**WHAT THE TASK ASKS**
Write out every entry precisely as given, leaving the pictures out.

**PROVIDED INFORMATION**
* * *

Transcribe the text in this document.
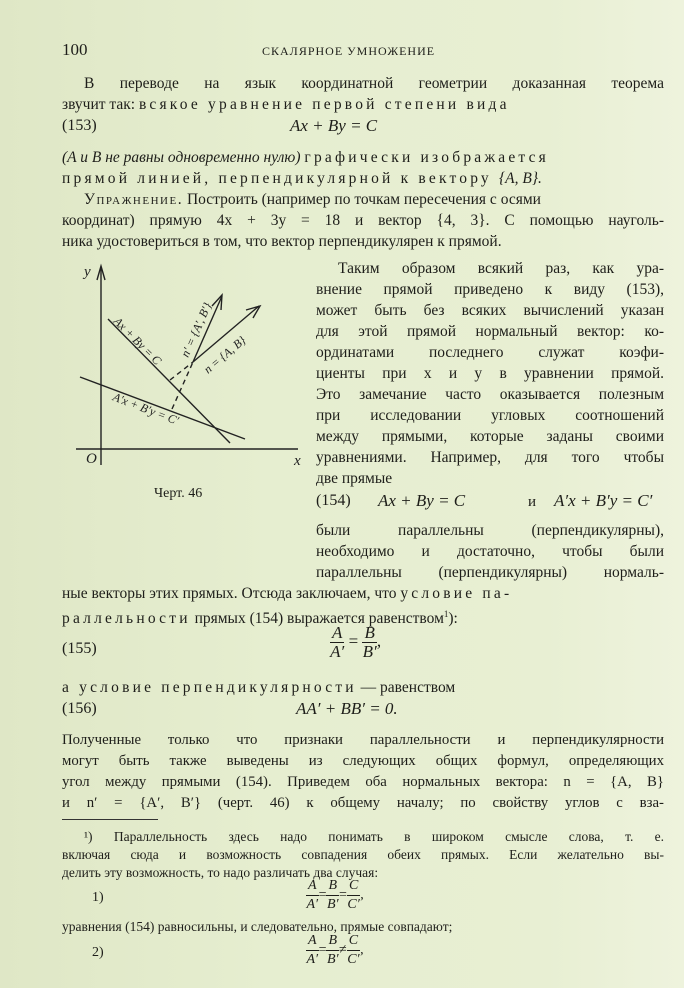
100	СКАЛЯРНОЕ УМНОЖЕНИЕ
В переводе на язык координатной геометрии доказанная теорема
звучит так: всякое уравнение первой степени вида
(153)	Ax + By = C
(A и B не равны одновременно нулю) графически изображается
прямой линией, перпендикулярной к вектору {A, B}.
Упражнение. Построить (например по точкам пересечения с осями
координат) прямую 4x + 3y = 18 и вектор {4, 3}. С помощью науголь-
ника удостовериться в том, что вектор перпендикулярен к прямой.
Таким образом всякий раз, как ура-
внение прямой приведено к виду (153),
может быть без всяких вычислений указан
для этой прямой нормальный вектор: ко-
ординатами последнего служат коэфи-
циенты при x и y в уравнении прямой.
Это замечание часто оказывается полезным
при исследовании угловых соотношений
между прямыми, которые заданы своими
уравнениями. Например, для того чтобы
две прямые
(154) Ax + By = C	и A′x + B′y = C′
были параллельны (перпендикулярны),
необходимо и достаточно, чтобы были
параллельны (перпендикулярны) нормаль-
y
x
O
Ax + By = C
A′x + B′y = C′
n′ = {A′, B′}
n = {A, B}
Черт. 46
ные векторы этих прямых. Отсюда заключаем, что условие па-
раллельности прямых (154) выражается равенством$^1$):
(155)	$\frac{A}{A'} = \frac{B}{B'}$ ,
а условие перпендикулярности — равенством
(156)	AA′ + BB′ = 0.
Полученные только что признаки параллельности и перпендикулярности
могут быть также выведены из следующих общих формул, определяющих
угол между прямыми (154). Приведем оба нормальных вектора: n = {A, B}
и n′ = {A′, B′} (черт. 46) к общему началу; по свойству углов с вза-
¹) Параллельность здесь надо понимать в широком смысле слова, т. е.
включая сюда и возможность совпадения обеих прямых. Если желательно вы-
делить эту возможность, то надо различать два случая:
1)	$\frac{A}{A'} = \frac{B}{B'} = \frac{C}{C'}$ ,
уравнения (154) равносильны, и следовательно, прямые совпадают;
2)	$\frac{A}{A'} = \frac{B}{B'} \ne \frac{C}{C'}$ ,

* * *

**EXPECTED OUTPUT**
Transcribe the text in this document.
100	СКАЛЯРНОЕ УМНОЖЕНИЕ
В переводе на язык координатной геометрии доказанная теорема
звучит так: всякое уравнение первой степени вида
(153)	Ax + By = C
(A и B не равны одновременно нулю) графически изображается
прямой линией, перпендикулярной к вектору {A, B}.
Упражнение. Построить (например по точкам пересечения с осями
координат) прямую 4x + 3y = 18 и вектор {4, 3}. С помощью науголь-
ника удостовериться в том, что вектор перпендикулярен к прямой.
Таким образом всякий раз, как ура-
внение прямой приведено к виду (153),
может быть без всяких вычислений указан
для этой прямой нормальный вектор: ко-
ординатами последнего служат коэфи-
циенты при x и y в уравнении прямой.
Это замечание часто оказывается полезным
при исследовании угловых соотношений
между прямыми, которые заданы своими
уравнениями. Например, для того чтобы
две прямые
(154) Ax + By = C	и A′x + B′y = C′
были параллельны (перпендикулярны),
необходимо и достаточно, чтобы были
параллельны (перпендикулярны) нормаль-
y
x
O
Ax + By = C
A′x + B′y = C′
n′ = {A′, B′}
n = {A, B}
Черт. 46
ные векторы этих прямых. Отсюда заключаем, что условие па-
раллельности прямых (154) выражается равенством$^1$):
(155)	$\frac{A}{A'} = \frac{B}{B'}$ ,
а условие перпендикулярности — равенством
(156)	AA′ + BB′ = 0.
Полученные только что признаки параллельности и перпендикулярности
могут быть также выведены из следующих общих формул, определяющих
угол между прямыми (154). Приведем оба нормальных вектора: n = {A, B}
и n′ = {A′, B′} (черт. 46) к общему началу; по свойству углов с вза-
¹) Параллельность здесь надо понимать в широком смысле слова, т. е.
включая сюда и возможность совпадения обеих прямых. Если желательно вы-
делить эту возможность, то надо различать два случая:
1)	$\frac{A}{A'} = \frac{B}{B'} = \frac{C}{C'}$ ,
уравнения (154) равносильны, и следовательно, прямые совпадают;
2)	$\frac{A}{A'} = \frac{B}{B'} \ne \frac{C}{C'}$ ,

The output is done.